**AIM:**
Single out the lines of the material that contain "просп" and copy them.

[Records from a data collection]
- - - - - - -
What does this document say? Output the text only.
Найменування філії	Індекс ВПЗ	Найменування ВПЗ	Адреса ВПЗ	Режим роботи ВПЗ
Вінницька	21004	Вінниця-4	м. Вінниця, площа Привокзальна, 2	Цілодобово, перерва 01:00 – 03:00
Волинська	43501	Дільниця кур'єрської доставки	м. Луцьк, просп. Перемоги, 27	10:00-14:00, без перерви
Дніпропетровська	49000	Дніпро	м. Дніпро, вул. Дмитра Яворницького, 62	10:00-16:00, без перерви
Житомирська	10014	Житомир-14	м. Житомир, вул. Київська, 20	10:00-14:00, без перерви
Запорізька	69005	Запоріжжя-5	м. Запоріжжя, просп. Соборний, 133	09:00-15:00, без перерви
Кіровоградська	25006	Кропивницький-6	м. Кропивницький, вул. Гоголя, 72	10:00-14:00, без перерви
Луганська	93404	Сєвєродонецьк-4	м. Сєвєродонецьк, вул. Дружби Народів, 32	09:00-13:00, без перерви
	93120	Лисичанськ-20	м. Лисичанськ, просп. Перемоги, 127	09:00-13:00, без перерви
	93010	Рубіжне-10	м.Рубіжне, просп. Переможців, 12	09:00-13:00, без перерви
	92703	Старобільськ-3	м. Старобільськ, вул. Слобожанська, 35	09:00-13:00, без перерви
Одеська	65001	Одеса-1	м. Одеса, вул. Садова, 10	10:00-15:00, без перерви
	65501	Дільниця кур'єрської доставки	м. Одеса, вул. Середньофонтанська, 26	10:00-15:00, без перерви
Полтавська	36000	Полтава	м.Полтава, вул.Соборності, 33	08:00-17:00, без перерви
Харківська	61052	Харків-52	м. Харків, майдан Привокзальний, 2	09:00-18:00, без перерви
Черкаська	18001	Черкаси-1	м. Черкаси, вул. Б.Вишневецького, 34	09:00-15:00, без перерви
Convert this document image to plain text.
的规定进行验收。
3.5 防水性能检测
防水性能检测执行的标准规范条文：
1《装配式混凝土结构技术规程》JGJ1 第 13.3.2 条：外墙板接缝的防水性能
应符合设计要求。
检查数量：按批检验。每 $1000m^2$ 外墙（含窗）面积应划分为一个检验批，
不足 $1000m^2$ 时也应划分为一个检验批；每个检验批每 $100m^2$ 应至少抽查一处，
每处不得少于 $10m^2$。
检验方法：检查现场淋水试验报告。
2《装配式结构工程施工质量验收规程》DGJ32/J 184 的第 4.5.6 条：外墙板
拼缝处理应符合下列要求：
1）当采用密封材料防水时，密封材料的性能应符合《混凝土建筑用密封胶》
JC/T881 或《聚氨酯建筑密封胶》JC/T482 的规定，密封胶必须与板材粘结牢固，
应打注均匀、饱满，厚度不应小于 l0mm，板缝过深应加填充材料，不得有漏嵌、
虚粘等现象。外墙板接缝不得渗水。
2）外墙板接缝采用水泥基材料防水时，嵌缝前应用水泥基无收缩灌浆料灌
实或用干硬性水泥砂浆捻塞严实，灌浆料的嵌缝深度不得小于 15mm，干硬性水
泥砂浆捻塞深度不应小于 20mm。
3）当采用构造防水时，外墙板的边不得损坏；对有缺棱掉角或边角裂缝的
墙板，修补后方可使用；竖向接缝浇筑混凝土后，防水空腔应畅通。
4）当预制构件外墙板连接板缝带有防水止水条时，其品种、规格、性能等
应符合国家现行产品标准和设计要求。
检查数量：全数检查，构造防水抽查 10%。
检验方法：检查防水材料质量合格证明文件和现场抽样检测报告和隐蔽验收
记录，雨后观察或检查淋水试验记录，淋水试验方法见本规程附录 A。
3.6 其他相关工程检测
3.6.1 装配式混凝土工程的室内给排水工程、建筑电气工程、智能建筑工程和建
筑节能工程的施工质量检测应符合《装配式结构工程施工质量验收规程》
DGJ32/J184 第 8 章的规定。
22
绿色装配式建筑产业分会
- - - - - - -
**REPLY:**
Волинська	43501	Дільниця кур'єрської доставки	м. Луцьк, просп. Перемоги, 27	10:00-14:00, без перерви
Запорізька	69005	Запоріжжя-5	м. Запоріжжя, просп. Соборний, 133	09:00-15:00, без перерви
	93120	Лисичанськ-20	м. Лисичанськ, просп. Перемоги, 127	09:00-13:00, без перерви
	93010	Рубіжне-10	м.Рубіжне, просп. Переможців, 12	09:00-13:00, без перерви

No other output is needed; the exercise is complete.